A fibra seca do curauá, uma planta amazônica da mesma família do abacaxi, lembra o sisal na aparência. Mas a semelhança pára por aí. Muito macia ao tato, tem como principal característica uma grande resistência mecânica que lhe dá, mesmo com uma espessura reduzida, capacidade de suportar tensões elevadas. Essa propriedade faz dela uma substituta natural da fibra de vidro. Quando misturada a outros materiais que têm como base o polipropileno, como sobras de cobertores e carpetes descartados pela indústria têxtil, transforma-se em um compósito já utilizado pela indústria automobilística.
“Alguns carros que estão nas ruas, como o Fox e o Polo, da Volkswagen, já usam o novo material no teto, na parte interna das portas e na tampa do compartimento de bagagens”, diz o professor Alcides Lopes Leão, da Faculdade de Ciências Agronômicas da Universidade Estadual Paulista (Unesp) de Botucatu, que estuda as aplicações da planta há oito anos.

- [LINHAS DE DADOS]:

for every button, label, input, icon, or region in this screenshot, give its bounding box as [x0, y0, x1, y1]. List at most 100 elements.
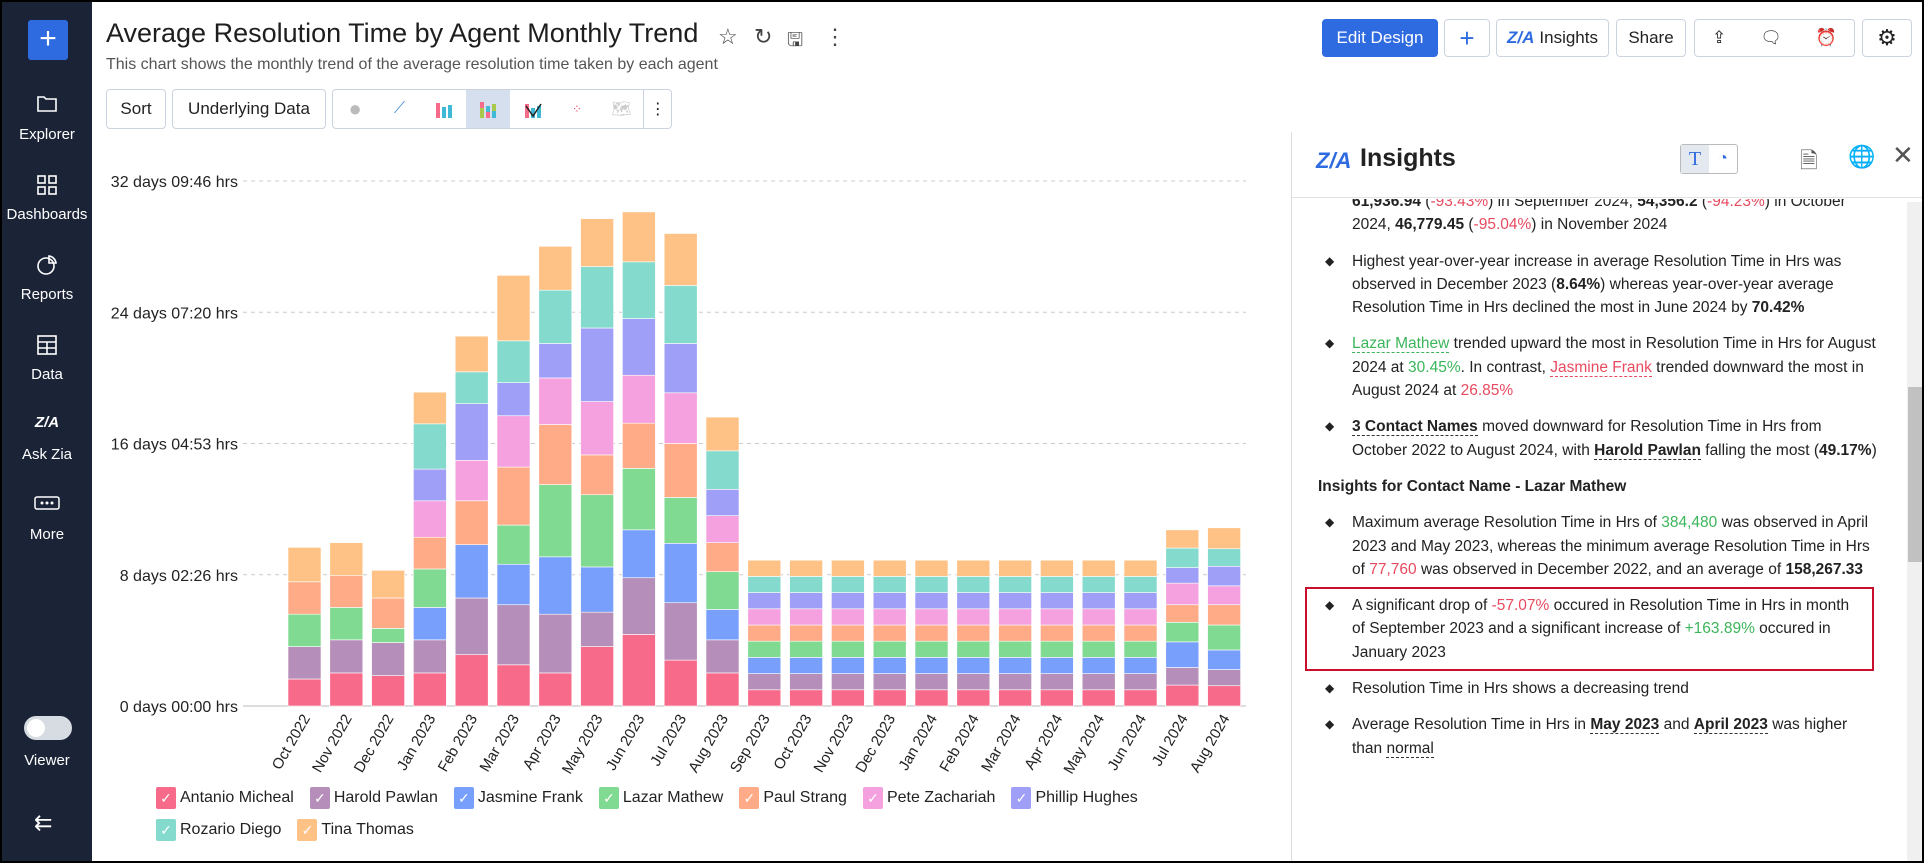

- [PROBLEMA CURTO 1]:
Responda às perguntas abaixo com base no texto sobre o curauá.
(a) De que planta o curauá é da mesma família?
(b) Que material a fibra do curauá substitui naturalmente?
(c) Há quantos anos o professor Alcides Lopes Leão estuda as aplicações da planta?
- [PROBLEMA CURTO 2]:
Diga se cada afirmação abaixo está de acordo com o texto sobre o curauá, citando as palavras do texto que decidem a resposta.
(a) A fibra seca do curauá é áspera ao tato.
(b) Alguns carros já usam o novo material no teto.
(c) Alcides Lopes Leão é professor da Universidade de São Paulo.

- [RESPOSTA DO EXERCÍCIO 1]:
(a) Do abacaxi.
(b) A fibra de vidro.
(c) Há oito anos.

- [RESPOSTA DO EXERCÍCIO 2]:
(a) Não: "Muito macia ao tato".
(b) Sim: "já usam o novo material no teto".
(c) Não: "da Faculdade de Ciências Agronômicas da Universidade Estadual Paulista (Unesp) de Botucatu".